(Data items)
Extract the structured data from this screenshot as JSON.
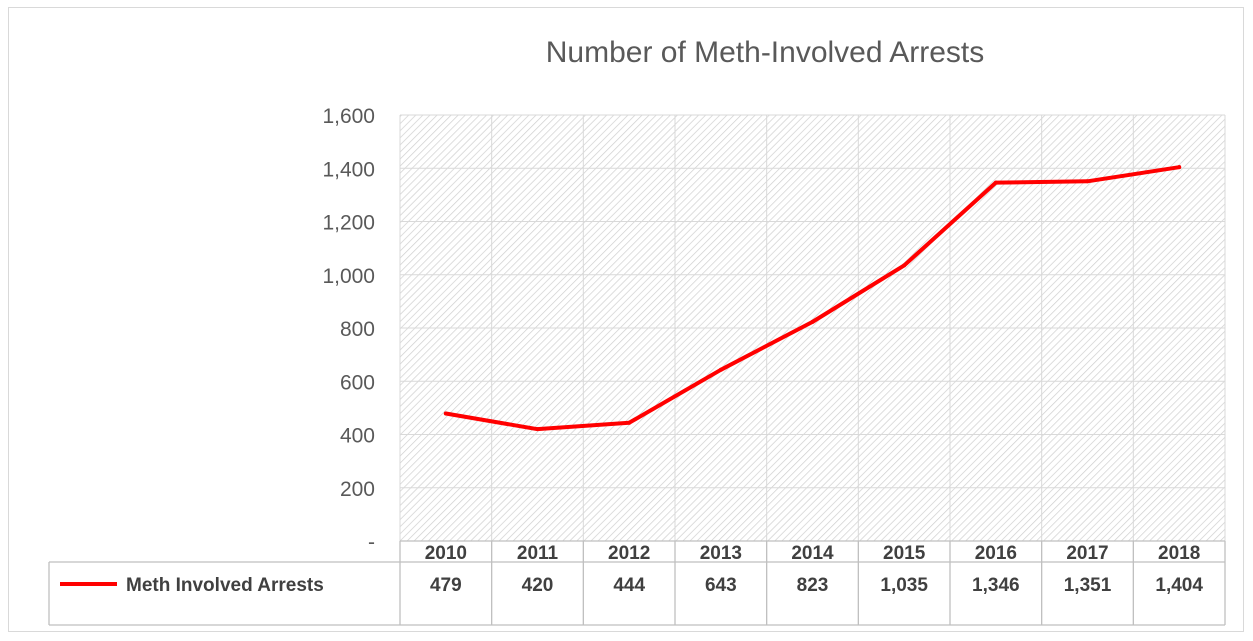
{
  "chart_data": {
    "type": "line",
    "title": "Number of Meth-Involved Arrests",
    "categories": [
      "2010",
      "2011",
      "2012",
      "2013",
      "2014",
      "2015",
      "2016",
      "2017",
      "2018"
    ],
    "series": [
      {
        "name": "Meth Involved Arrests",
        "values": [
          479,
          420,
          444,
          643,
          823,
          1035,
          1346,
          1351,
          1404
        ],
        "value_labels": [
          "479",
          "420",
          "444",
          "643",
          "823",
          "1,035",
          "1,346",
          "1,351",
          "1,404"
        ],
        "color": "#ff0000"
      }
    ],
    "ylim": [
      0,
      1600
    ],
    "yticks": [
      0,
      200,
      400,
      600,
      800,
      1000,
      1200,
      1400,
      1600
    ],
    "ytick_labels": [
      "-",
      "200",
      "400",
      "600",
      "800",
      "1,000",
      "1,200",
      "1,400",
      "1,600"
    ],
    "grid": true,
    "plot_fill": "diagonal-hatch",
    "data_table": true,
    "legend_placement": "data-table-row"
  }
}
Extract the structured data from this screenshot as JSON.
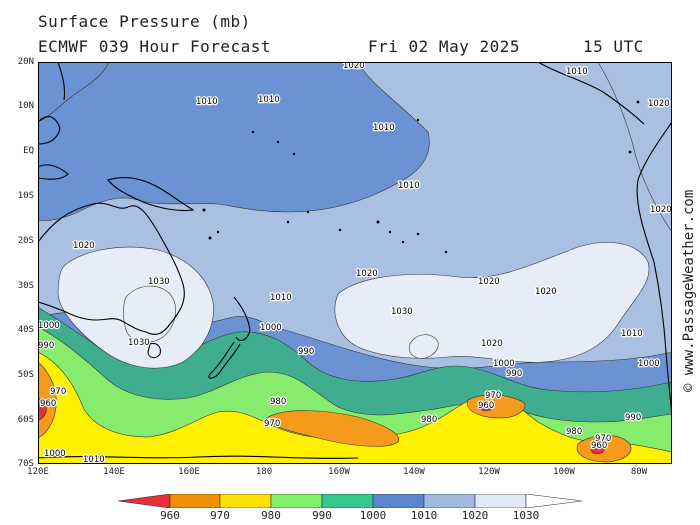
{
  "header": {
    "title": "Surface Pressure (mb)",
    "model_line": "ECMWF 039 Hour Forecast",
    "date": "Fri 02 May 2025",
    "time": "15 UTC"
  },
  "map": {
    "lat_labels": [
      "20N",
      "10N",
      "EQ",
      "10S",
      "20S",
      "30S",
      "40S",
      "50S",
      "60S",
      "70S"
    ],
    "lon_labels": [
      "120E",
      "140E",
      "160E",
      "180",
      "160W",
      "140W",
      "120W",
      "100W",
      "80W"
    ],
    "isobar_labels": {
      "l1020_top": "1020",
      "l1010_a": "1010",
      "l1010_b": "1010",
      "l1010_c": "1010",
      "l1020_aus": "1020",
      "l1030_aus": "1030",
      "l1030_aus2": "1030",
      "l1010_nz": "1010",
      "l1000_nz": "1000",
      "l990_pac": "990",
      "l1020_pac": "1020",
      "l1030_pac": "1030",
      "l1020_pac2": "1020",
      "l1020_pac3": "1020",
      "l1020_pac4": "1020",
      "l1010_se": "1010",
      "l1000_se": "1000",
      "l990_se": "990",
      "l970_low": "970",
      "l960_low": "960",
      "l980_sw": "980",
      "l970_sw": "970",
      "l980_s": "980",
      "l990_e": "990",
      "l980_e": "980",
      "l970_e": "970",
      "l960_e": "960",
      "l970_w": "970",
      "l960_w": "960",
      "l1000_w": "1000",
      "l990_w": "990",
      "l1000_bl": "1000",
      "l1010_bl": "1010",
      "l1020_ne": "1020",
      "l1010_ne": "1010",
      "l1000_ne": "1000",
      "l1020_right": "1020",
      "l1010_right": "1010"
    }
  },
  "colorbar": {
    "labels": [
      "960",
      "970",
      "980",
      "990",
      "1000",
      "1010",
      "1020",
      "1030"
    ],
    "colors": [
      "#e8303a",
      "#f28c00",
      "#ffe000",
      "#7ef06a",
      "#33c98a",
      "#5b86cd",
      "#9fb9e0",
      "#dfe8f6",
      "#ffffff"
    ]
  },
  "credit": "© www.PassageWeather.com",
  "colors": {
    "p1030": "#e6edf8",
    "p1020": "#a9c0e3",
    "p1010": "#6b92d2",
    "p1000": "#3fae8e",
    "p990": "#86ec6e",
    "p980": "#fff000",
    "p970": "#f59a1a",
    "p960": "#e8303a",
    "land_outline": "#000000"
  }
}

Given request:
Repeat each entry exactly as it appears; skip any picture.

Result of the exercise:
Extract the structured data from this screenshot as JSON.
{
  "chart_data": {
    "type": "line",
    "title": "Number of Meth-Involved Arrests",
    "categories": [
      "2010",
      "2011",
      "2012",
      "2013",
      "2014",
      "2015",
      "2016",
      "2017",
      "2018"
    ],
    "series": [
      {
        "name": "Meth Involved Arrests",
        "values": [
          479,
          420,
          444,
          643,
          823,
          1035,
          1346,
          1351,
          1404
        ],
        "value_labels": [
          "479",
          "420",
          "444",
          "643",
          "823",
          "1,035",
          "1,346",
          "1,351",
          "1,404"
        ],
        "color": "#ff0000"
      }
    ],
    "ylim": [
      0,
      1600
    ],
    "yticks": [
      0,
      200,
      400,
      600,
      800,
      1000,
      1200,
      1400,
      1600
    ],
    "ytick_labels": [
      "-",
      "200",
      "400",
      "600",
      "800",
      "1,000",
      "1,200",
      "1,400",
      "1,600"
    ],
    "grid": true,
    "plot_fill": "diagonal-hatch",
    "data_table": true,
    "legend_placement": "data-table-row"
  }
}
Extract the structured data from this screenshot as JSON.
{
  "header": {
    "title": "Surface Pressure (mb)",
    "model_line": "ECMWF 039 Hour Forecast",
    "date": "Fri 02 May 2025",
    "time": "15 UTC"
  },
  "map": {
    "lat_labels": [
      "20N",
      "10N",
      "EQ",
      "10S",
      "20S",
      "30S",
      "40S",
      "50S",
      "60S",
      "70S"
    ],
    "lon_labels": [
      "120E",
      "140E",
      "160E",
      "180",
      "160W",
      "140W",
      "120W",
      "100W",
      "80W"
    ],
    "isobar_labels": {
      "l1020_top": "1020",
      "l1010_a": "1010",
      "l1010_b": "1010",
      "l1010_c": "1010",
      "l1020_aus": "1020",
      "l1030_aus": "1030",
      "l1030_aus2": "1030",
      "l1010_nz": "1010",
      "l1000_nz": "1000",
      "l990_pac": "990",
      "l1020_pac": "1020",
      "l1030_pac": "1030",
      "l1020_pac2": "1020",
      "l1020_pac3": "1020",
      "l1020_pac4": "1020",
      "l1010_se": "1010",
      "l1000_se": "1000",
      "l990_se": "990",
      "l970_low": "970",
      "l960_low": "960",
      "l980_sw": "980",
      "l970_sw": "970",
      "l980_s": "980",
      "l990_e": "990",
      "l980_e": "980",
      "l970_e": "970",
      "l960_e": "960",
      "l970_w": "970",
      "l960_w": "960",
      "l1000_w": "1000",
      "l990_w": "990",
      "l1000_bl": "1000",
      "l1010_bl": "1010",
      "l1020_ne": "1020",
      "l1010_ne": "1010",
      "l1000_ne": "1000",
      "l1020_right": "1020",
      "l1010_right": "1010"
    }
  },
  "colorbar": {
    "labels": [
      "960",
      "970",
      "980",
      "990",
      "1000",
      "1010",
      "1020",
      "1030"
    ],
    "colors": [
      "#e8303a",
      "#f28c00",
      "#ffe000",
      "#7ef06a",
      "#33c98a",
      "#5b86cd",
      "#9fb9e0",
      "#dfe8f6",
      "#ffffff"
    ]
  },
  "credit": "© www.PassageWeather.com",
  "colors": {
    "p1030": "#e6edf8",
    "p1020": "#a9c0e3",
    "p1010": "#6b92d2",
    "p1000": "#3fae8e",
    "p990": "#86ec6e",
    "p980": "#fff000",
    "p970": "#f59a1a",
    "p960": "#e8303a",
    "land_outline": "#000000"
  }
}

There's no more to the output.